▶ **INSTRUCTIONS FOR THE TASK**
Can you output the records below exactly as they are written?

Source records
==================================================
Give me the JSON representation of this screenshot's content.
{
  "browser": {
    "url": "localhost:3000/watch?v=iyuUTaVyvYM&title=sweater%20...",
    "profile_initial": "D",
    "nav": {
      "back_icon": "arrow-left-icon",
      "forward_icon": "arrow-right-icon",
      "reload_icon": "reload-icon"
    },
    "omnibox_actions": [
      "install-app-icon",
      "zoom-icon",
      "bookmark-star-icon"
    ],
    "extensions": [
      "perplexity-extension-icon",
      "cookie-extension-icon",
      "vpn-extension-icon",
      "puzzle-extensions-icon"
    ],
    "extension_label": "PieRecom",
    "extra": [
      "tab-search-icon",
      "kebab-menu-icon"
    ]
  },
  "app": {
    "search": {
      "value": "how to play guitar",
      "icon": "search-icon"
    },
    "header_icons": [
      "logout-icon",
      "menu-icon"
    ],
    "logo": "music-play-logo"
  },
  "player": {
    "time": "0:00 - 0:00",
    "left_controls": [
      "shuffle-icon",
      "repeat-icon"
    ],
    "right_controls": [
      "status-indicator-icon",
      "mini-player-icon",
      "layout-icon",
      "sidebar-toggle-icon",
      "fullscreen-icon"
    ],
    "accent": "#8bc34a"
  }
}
==================================================
▶ **FINAL RESULT**
Give me the JSON representation of this screenshot's content.
{
  "browser": {
    "url": "localhost:3000/watch?v=iyuUTaVyvYM&title=sweater%20...",
    "profile_initial": "D",
    "nav": {
      "back_icon": "arrow-left-icon",
      "forward_icon": "arrow-right-icon",
      "reload_icon": "reload-icon"
    },
    "omnibox_actions": [
      "install-app-icon",
      "zoom-icon",
      "bookmark-star-icon"
    ],
    "extensions": [
      "perplexity-extension-icon",
      "cookie-extension-icon",
      "vpn-extension-icon",
      "puzzle-extensions-icon"
    ],
    "extension_label": "PieRecom",
    "extra": [
      "tab-search-icon",
      "kebab-menu-icon"
    ]
  },
  "app": {
    "search": {
      "value": "how to play guitar",
      "icon": "search-icon"
    },
    "header_icons": [
      "logout-icon",
      "menu-icon"
    ],
    "logo": "music-play-logo"
  },
  "player": {
    "time": "0:00 - 0:00",
    "left_controls": [
      "shuffle-icon",
      "repeat-icon"
    ],
    "right_controls": [
      "status-indicator-icon",
      "mini-player-icon",
      "layout-icon",
      "sidebar-toggle-icon",
      "fullscreen-icon"
    ],
    "accent": "#8bc34a"
  }
}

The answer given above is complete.